◆ **Data to process**:
◆ ◆ ◆ ◆

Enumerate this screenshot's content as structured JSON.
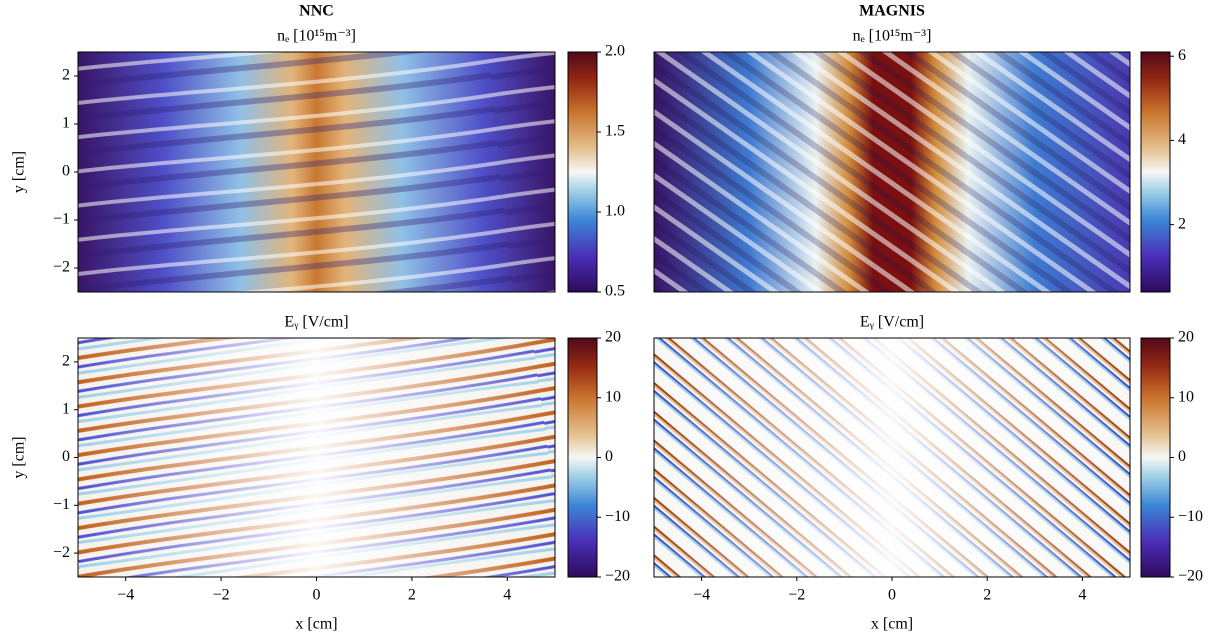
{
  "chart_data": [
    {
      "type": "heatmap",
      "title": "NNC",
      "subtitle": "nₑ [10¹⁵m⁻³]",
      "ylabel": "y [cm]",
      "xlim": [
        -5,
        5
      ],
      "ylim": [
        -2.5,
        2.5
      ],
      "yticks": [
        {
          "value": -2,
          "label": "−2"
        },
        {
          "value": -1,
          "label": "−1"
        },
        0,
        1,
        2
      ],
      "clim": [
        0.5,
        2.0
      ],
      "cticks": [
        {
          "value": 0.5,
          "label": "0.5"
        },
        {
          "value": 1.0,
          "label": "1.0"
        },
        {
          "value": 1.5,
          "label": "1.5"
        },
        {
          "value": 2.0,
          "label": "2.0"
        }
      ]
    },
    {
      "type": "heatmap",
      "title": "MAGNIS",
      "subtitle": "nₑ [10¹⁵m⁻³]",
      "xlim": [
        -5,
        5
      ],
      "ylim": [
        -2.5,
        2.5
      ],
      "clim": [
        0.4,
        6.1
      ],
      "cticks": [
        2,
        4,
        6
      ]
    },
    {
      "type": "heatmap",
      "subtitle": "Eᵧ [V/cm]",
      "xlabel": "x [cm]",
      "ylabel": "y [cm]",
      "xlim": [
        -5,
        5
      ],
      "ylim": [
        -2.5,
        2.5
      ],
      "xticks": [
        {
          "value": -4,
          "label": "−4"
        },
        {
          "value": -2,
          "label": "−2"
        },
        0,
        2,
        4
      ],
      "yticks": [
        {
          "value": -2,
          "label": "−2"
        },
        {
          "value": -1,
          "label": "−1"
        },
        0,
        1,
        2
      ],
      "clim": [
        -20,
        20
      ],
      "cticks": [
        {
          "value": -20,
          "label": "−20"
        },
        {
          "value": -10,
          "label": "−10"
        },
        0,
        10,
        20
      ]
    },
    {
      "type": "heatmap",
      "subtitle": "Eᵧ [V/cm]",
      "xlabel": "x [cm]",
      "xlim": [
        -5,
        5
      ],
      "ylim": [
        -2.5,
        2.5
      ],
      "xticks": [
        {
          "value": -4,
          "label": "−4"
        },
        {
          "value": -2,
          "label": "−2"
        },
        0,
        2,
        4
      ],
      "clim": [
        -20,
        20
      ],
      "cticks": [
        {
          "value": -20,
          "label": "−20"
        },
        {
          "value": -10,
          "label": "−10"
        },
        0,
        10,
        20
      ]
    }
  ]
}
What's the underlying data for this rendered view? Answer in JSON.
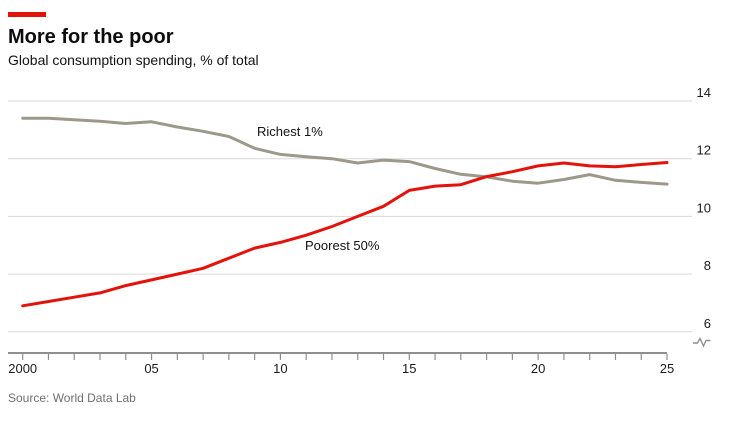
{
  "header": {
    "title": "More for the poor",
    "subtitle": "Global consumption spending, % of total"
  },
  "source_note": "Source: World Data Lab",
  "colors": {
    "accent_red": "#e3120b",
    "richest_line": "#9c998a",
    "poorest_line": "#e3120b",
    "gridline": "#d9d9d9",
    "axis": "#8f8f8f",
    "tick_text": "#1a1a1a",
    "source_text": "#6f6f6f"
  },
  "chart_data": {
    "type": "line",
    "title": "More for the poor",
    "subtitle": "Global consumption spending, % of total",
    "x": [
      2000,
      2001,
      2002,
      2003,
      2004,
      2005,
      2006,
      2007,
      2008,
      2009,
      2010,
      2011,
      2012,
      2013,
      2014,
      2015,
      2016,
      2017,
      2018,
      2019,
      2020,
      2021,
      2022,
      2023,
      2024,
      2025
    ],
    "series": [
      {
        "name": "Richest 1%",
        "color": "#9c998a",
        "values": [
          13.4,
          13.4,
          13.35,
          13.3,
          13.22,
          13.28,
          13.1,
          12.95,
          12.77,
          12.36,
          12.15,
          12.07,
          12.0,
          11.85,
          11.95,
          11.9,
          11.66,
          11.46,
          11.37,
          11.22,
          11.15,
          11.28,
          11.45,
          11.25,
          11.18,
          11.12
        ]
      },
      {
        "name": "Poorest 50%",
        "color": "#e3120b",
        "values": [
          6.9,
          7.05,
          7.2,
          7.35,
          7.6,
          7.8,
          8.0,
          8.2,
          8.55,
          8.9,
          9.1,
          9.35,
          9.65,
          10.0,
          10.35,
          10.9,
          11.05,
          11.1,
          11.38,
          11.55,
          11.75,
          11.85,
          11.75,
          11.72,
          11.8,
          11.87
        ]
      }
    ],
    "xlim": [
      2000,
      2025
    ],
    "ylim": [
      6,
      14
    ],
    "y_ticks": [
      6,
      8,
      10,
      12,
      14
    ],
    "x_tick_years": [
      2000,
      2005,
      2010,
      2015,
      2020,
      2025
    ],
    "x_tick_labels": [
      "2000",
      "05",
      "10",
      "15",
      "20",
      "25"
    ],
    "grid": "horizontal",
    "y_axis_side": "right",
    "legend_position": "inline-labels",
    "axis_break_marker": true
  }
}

◆ ◆ ◆ ◆

◆ **Set problem**: Among the entries above, identify all lines with "Global" and copy them.

◆ **Solution to the exercise**:
    "subtitle": "Global consumption spending, % of total"
    "subtitle": "Global consumption spending, % of total",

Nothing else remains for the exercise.